> [TASK DETAILS]:
Please write out each of the following records line for line, without changing anything.

[Dataset excerpt]
********
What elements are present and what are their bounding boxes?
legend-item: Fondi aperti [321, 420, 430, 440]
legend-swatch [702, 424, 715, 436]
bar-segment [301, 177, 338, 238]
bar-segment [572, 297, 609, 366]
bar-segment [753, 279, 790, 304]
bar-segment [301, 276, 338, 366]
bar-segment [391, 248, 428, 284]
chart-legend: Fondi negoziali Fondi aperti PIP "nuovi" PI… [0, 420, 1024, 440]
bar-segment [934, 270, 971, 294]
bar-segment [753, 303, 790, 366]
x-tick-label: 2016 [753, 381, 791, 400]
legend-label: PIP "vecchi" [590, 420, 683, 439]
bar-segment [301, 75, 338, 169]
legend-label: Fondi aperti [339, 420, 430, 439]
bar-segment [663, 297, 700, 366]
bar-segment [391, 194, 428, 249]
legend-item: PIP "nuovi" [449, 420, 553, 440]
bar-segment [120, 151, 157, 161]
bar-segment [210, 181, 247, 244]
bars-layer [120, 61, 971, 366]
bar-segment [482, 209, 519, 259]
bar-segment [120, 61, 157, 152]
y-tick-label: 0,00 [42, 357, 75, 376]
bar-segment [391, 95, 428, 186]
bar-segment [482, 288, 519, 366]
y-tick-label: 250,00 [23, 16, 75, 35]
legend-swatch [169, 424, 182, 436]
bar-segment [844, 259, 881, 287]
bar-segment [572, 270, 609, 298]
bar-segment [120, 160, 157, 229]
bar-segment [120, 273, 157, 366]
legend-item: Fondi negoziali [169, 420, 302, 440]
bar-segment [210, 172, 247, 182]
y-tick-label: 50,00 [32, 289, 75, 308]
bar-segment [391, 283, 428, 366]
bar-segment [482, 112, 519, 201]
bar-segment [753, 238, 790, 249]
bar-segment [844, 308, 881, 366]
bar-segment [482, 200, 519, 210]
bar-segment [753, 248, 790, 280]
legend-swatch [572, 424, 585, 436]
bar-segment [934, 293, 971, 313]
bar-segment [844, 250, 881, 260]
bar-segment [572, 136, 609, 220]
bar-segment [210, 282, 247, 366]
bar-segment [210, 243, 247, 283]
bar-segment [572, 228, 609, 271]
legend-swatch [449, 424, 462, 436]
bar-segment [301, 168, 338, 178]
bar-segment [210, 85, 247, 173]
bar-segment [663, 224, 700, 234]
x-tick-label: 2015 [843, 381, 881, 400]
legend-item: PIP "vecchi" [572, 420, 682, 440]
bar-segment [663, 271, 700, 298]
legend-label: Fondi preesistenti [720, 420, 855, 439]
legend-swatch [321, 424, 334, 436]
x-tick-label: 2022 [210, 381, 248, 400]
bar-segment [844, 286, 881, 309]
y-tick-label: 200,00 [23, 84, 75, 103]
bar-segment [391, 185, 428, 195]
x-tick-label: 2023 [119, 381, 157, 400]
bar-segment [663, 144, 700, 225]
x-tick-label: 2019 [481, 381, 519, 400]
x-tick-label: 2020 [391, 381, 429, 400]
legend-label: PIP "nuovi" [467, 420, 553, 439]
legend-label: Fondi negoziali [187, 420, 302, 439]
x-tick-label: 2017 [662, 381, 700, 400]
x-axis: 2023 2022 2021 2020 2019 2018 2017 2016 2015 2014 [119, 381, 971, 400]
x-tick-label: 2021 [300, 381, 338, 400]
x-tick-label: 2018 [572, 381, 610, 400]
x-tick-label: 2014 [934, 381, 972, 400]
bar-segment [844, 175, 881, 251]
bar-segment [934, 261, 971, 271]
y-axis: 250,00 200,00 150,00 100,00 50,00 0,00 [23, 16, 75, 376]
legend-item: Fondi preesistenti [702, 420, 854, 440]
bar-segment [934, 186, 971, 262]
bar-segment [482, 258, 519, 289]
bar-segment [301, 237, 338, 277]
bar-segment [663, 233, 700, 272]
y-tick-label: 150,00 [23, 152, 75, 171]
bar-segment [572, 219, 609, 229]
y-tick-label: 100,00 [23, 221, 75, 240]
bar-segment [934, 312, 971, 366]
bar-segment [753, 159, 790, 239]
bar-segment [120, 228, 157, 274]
********
> [RESPONSE]:
What elements are present and what are their bounding boxes?
legend-item: Fondi aperti [321, 420, 430, 440]
legend-swatch [702, 424, 715, 436]
bar-segment [301, 177, 338, 238]
bar-segment [572, 297, 609, 366]
bar-segment [753, 279, 790, 304]
bar-segment [301, 276, 338, 366]
bar-segment [391, 248, 428, 284]
chart-legend: Fondi negoziali Fondi aperti PIP "nuovi" PI… [0, 420, 1024, 440]
bar-segment [934, 270, 971, 294]
bar-segment [753, 303, 790, 366]
x-tick-label: 2016 [753, 381, 791, 400]
legend-label: PIP "vecchi" [590, 420, 683, 439]
bar-segment [301, 75, 338, 169]
legend-label: Fondi aperti [339, 420, 430, 439]
bar-segment [663, 297, 700, 366]
bar-segment [391, 194, 428, 249]
legend-item: PIP "nuovi" [449, 420, 553, 440]
bar-segment [120, 151, 157, 161]
bar-segment [210, 181, 247, 244]
bars-layer [120, 61, 971, 366]
bar-segment [482, 209, 519, 259]
bar-segment [120, 61, 157, 152]
y-tick-label: 0,00 [42, 357, 75, 376]
bar-segment [391, 95, 428, 186]
bar-segment [482, 288, 519, 366]
y-tick-label: 250,00 [23, 16, 75, 35]
legend-swatch [169, 424, 182, 436]
bar-segment [844, 259, 881, 287]
bar-segment [572, 270, 609, 298]
bar-segment [120, 160, 157, 229]
bar-segment [120, 273, 157, 366]
legend-item: Fondi negoziali [169, 420, 302, 440]
bar-segment [210, 172, 247, 182]
y-tick-label: 50,00 [32, 289, 75, 308]
bar-segment [391, 283, 428, 366]
bar-segment [482, 112, 519, 201]
bar-segment [753, 238, 790, 249]
bar-segment [844, 308, 881, 366]
bar-segment [482, 200, 519, 210]
bar-segment [753, 248, 790, 280]
legend-swatch [572, 424, 585, 436]
bar-segment [934, 293, 971, 313]
bar-segment [844, 250, 881, 260]
bar-segment [572, 136, 609, 220]
bar-segment [210, 282, 247, 366]
bar-segment [210, 243, 247, 283]
bar-segment [572, 228, 609, 271]
legend-swatch [449, 424, 462, 436]
bar-segment [301, 168, 338, 178]
bar-segment [210, 85, 247, 173]
bar-segment [663, 224, 700, 234]
x-tick-label: 2015 [843, 381, 881, 400]
legend-item: PIP "vecchi" [572, 420, 682, 440]
bar-segment [663, 271, 700, 298]
legend-label: Fondi preesistenti [720, 420, 855, 439]
legend-swatch [321, 424, 334, 436]
x-tick-label: 2022 [210, 381, 248, 400]
bar-segment [844, 286, 881, 309]
y-tick-label: 200,00 [23, 84, 75, 103]
bar-segment [391, 185, 428, 195]
x-tick-label: 2023 [119, 381, 157, 400]
bar-segment [663, 144, 700, 225]
x-tick-label: 2019 [481, 381, 519, 400]
x-tick-label: 2020 [391, 381, 429, 400]
legend-label: PIP "nuovi" [467, 420, 553, 439]
legend-label: Fondi negoziali [187, 420, 302, 439]
x-tick-label: 2017 [662, 381, 700, 400]
x-axis: 2023 2022 2021 2020 2019 2018 2017 2016 2015 2014 [119, 381, 971, 400]
x-tick-label: 2021 [300, 381, 338, 400]
x-tick-label: 2018 [572, 381, 610, 400]
x-tick-label: 2014 [934, 381, 972, 400]
bar-segment [844, 175, 881, 251]
bar-segment [934, 261, 971, 271]
y-axis: 250,00 200,00 150,00 100,00 50,00 0,00 [23, 16, 75, 376]
legend-item: Fondi preesistenti [702, 420, 854, 440]
bar-segment [934, 186, 971, 262]
bar-segment [482, 258, 519, 289]
bar-segment [301, 237, 338, 277]
bar-segment [663, 233, 700, 272]
y-tick-label: 150,00 [23, 152, 75, 171]
bar-segment [572, 219, 609, 229]
y-tick-label: 100,00 [23, 221, 75, 240]
bar-segment [934, 312, 971, 366]
bar-segment [753, 159, 790, 239]
bar-segment [120, 228, 157, 274]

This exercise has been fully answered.